— Task prompt —
Below is a block of records: output all of them exactly and leave out the pictures.

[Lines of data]
▬▬▬▬▬▬▬▬▬▬

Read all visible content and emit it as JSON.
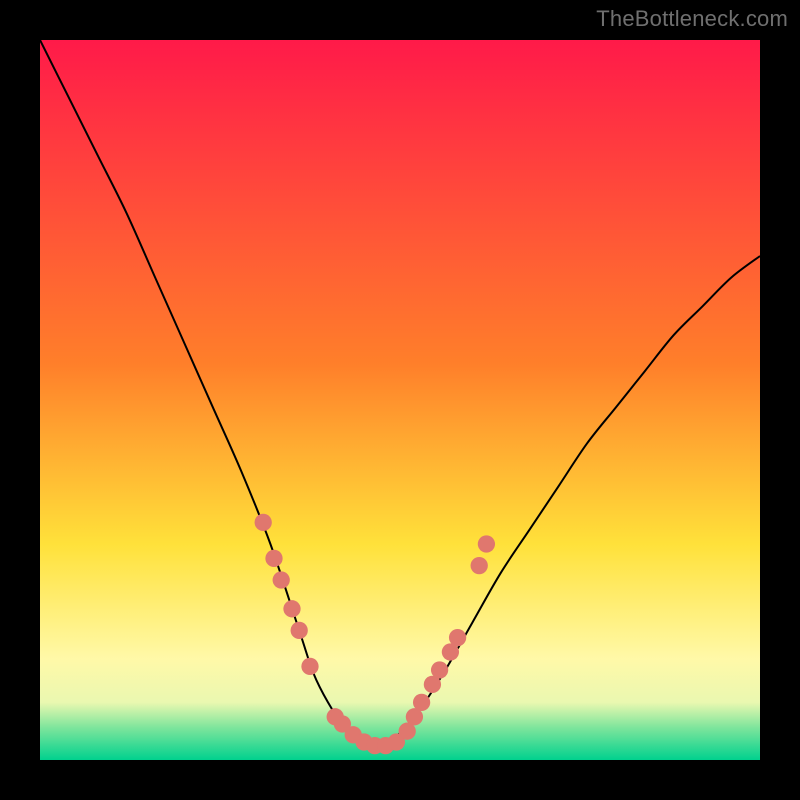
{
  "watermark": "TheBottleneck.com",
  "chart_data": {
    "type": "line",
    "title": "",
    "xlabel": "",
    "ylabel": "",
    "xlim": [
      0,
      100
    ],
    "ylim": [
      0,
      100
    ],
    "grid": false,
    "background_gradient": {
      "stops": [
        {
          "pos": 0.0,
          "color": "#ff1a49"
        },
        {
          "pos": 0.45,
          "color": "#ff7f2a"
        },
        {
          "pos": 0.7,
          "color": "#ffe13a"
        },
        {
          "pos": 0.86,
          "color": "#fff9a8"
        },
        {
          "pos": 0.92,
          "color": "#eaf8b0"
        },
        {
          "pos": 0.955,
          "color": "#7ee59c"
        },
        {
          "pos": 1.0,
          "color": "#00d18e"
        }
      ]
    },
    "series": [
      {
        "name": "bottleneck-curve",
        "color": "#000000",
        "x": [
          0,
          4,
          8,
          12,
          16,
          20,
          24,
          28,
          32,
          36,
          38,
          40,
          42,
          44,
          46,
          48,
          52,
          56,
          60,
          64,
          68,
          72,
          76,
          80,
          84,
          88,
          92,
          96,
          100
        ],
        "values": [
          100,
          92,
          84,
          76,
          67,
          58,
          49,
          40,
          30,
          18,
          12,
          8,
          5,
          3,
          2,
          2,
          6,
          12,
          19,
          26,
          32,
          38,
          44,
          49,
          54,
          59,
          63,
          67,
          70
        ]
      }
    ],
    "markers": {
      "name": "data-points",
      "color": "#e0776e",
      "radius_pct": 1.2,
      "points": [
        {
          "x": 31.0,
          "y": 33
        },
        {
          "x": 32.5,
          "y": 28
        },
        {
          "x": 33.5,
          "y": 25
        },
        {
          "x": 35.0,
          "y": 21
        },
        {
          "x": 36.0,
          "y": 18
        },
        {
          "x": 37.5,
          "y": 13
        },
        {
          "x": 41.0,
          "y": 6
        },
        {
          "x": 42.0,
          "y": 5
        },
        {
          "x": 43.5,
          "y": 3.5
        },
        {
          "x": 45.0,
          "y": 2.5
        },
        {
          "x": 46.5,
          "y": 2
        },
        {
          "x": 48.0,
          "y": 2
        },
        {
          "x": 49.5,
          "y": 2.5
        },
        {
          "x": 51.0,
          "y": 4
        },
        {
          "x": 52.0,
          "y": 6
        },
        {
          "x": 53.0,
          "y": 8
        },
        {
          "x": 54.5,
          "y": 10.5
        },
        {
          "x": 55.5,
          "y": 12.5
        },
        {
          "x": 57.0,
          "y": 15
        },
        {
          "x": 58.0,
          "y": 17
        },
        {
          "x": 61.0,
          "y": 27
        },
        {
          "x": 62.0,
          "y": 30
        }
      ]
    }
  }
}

▬▬▬▬▬▬▬▬▬▬

— Exercise result —
Read all visible content and emit it as JSON.
{
  "watermark": "TheBottleneck.com",
  "chart_data": {
    "type": "line",
    "title": "",
    "xlabel": "",
    "ylabel": "",
    "xlim": [
      0,
      100
    ],
    "ylim": [
      0,
      100
    ],
    "grid": false,
    "background_gradient": {
      "stops": [
        {
          "pos": 0.0,
          "color": "#ff1a49"
        },
        {
          "pos": 0.45,
          "color": "#ff7f2a"
        },
        {
          "pos": 0.7,
          "color": "#ffe13a"
        },
        {
          "pos": 0.86,
          "color": "#fff9a8"
        },
        {
          "pos": 0.92,
          "color": "#eaf8b0"
        },
        {
          "pos": 0.955,
          "color": "#7ee59c"
        },
        {
          "pos": 1.0,
          "color": "#00d18e"
        }
      ]
    },
    "series": [
      {
        "name": "bottleneck-curve",
        "color": "#000000",
        "x": [
          0,
          4,
          8,
          12,
          16,
          20,
          24,
          28,
          32,
          36,
          38,
          40,
          42,
          44,
          46,
          48,
          52,
          56,
          60,
          64,
          68,
          72,
          76,
          80,
          84,
          88,
          92,
          96,
          100
        ],
        "values": [
          100,
          92,
          84,
          76,
          67,
          58,
          49,
          40,
          30,
          18,
          12,
          8,
          5,
          3,
          2,
          2,
          6,
          12,
          19,
          26,
          32,
          38,
          44,
          49,
          54,
          59,
          63,
          67,
          70
        ]
      }
    ],
    "markers": {
      "name": "data-points",
      "color": "#e0776e",
      "radius_pct": 1.2,
      "points": [
        {
          "x": 31.0,
          "y": 33
        },
        {
          "x": 32.5,
          "y": 28
        },
        {
          "x": 33.5,
          "y": 25
        },
        {
          "x": 35.0,
          "y": 21
        },
        {
          "x": 36.0,
          "y": 18
        },
        {
          "x": 37.5,
          "y": 13
        },
        {
          "x": 41.0,
          "y": 6
        },
        {
          "x": 42.0,
          "y": 5
        },
        {
          "x": 43.5,
          "y": 3.5
        },
        {
          "x": 45.0,
          "y": 2.5
        },
        {
          "x": 46.5,
          "y": 2
        },
        {
          "x": 48.0,
          "y": 2
        },
        {
          "x": 49.5,
          "y": 2.5
        },
        {
          "x": 51.0,
          "y": 4
        },
        {
          "x": 52.0,
          "y": 6
        },
        {
          "x": 53.0,
          "y": 8
        },
        {
          "x": 54.5,
          "y": 10.5
        },
        {
          "x": 55.5,
          "y": 12.5
        },
        {
          "x": 57.0,
          "y": 15
        },
        {
          "x": 58.0,
          "y": 17
        },
        {
          "x": 61.0,
          "y": 27
        },
        {
          "x": 62.0,
          "y": 30
        }
      ]
    }
  }
}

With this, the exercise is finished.